» WHAT TO WORK ON:
From the records below, give the number of lines that contain the string "free", without any other text.

********

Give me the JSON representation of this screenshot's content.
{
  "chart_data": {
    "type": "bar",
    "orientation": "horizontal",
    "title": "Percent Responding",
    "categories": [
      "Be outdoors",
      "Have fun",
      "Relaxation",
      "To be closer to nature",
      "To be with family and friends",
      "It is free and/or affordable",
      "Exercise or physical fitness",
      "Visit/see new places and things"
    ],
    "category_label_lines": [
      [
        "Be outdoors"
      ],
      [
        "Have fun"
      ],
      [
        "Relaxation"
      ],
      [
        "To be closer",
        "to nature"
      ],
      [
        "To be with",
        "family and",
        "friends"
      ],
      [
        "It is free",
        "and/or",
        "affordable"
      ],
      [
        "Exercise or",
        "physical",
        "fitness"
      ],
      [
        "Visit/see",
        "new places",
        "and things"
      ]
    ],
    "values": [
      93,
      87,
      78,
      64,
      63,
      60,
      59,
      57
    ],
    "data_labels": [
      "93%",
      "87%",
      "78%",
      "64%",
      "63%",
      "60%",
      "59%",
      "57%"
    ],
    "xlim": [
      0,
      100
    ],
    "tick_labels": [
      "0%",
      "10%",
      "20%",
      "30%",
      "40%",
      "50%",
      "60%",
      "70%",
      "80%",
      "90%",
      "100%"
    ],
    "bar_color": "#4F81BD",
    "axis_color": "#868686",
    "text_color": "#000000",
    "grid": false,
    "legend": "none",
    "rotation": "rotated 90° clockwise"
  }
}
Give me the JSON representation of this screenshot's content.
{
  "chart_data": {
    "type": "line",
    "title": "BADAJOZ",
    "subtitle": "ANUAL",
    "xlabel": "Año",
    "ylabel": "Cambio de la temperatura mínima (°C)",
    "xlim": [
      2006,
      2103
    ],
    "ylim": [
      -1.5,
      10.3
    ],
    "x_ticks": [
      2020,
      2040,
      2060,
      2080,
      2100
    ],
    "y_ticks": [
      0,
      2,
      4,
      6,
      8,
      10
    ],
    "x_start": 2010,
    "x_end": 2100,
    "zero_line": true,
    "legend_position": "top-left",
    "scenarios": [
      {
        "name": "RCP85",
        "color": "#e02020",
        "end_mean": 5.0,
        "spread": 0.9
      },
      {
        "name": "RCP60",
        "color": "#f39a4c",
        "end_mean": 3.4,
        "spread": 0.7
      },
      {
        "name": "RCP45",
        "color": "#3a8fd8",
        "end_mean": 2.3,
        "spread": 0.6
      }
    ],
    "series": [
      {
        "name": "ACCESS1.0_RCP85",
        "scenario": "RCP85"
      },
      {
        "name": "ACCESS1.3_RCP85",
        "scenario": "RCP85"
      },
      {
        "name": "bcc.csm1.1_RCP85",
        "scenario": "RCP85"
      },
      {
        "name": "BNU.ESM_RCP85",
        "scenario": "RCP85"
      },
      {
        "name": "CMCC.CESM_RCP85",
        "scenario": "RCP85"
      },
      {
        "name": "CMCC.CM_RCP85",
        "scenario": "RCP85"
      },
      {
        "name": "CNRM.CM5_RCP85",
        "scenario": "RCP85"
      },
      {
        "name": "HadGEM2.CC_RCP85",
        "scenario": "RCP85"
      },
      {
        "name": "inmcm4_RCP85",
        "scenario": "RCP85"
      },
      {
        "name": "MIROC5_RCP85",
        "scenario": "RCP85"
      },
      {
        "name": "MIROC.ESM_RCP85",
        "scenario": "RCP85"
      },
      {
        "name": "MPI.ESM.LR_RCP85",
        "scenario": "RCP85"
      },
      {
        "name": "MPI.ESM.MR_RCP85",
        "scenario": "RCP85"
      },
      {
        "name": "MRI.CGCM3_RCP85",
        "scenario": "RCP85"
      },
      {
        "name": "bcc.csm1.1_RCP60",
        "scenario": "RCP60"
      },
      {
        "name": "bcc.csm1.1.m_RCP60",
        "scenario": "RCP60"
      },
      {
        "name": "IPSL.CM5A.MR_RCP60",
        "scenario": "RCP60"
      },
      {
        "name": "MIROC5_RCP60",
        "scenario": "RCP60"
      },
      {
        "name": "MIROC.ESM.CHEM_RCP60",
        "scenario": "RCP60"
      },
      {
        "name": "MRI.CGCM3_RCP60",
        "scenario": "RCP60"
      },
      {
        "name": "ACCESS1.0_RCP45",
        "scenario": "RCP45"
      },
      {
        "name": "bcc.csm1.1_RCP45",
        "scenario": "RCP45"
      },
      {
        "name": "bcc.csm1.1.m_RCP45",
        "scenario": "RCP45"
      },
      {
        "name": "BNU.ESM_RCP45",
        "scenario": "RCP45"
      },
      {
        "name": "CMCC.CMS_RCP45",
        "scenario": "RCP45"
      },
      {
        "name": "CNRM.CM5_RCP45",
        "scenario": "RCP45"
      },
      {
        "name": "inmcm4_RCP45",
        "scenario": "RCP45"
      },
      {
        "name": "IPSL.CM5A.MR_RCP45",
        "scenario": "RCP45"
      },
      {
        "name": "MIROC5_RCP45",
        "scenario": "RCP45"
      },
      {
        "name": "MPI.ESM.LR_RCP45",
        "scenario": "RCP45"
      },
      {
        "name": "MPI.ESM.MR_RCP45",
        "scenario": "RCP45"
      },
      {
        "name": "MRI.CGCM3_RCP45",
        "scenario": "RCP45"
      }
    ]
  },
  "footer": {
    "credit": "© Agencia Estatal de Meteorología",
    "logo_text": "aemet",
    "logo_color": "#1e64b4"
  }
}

********

» ANSWER TO THE TASK:
2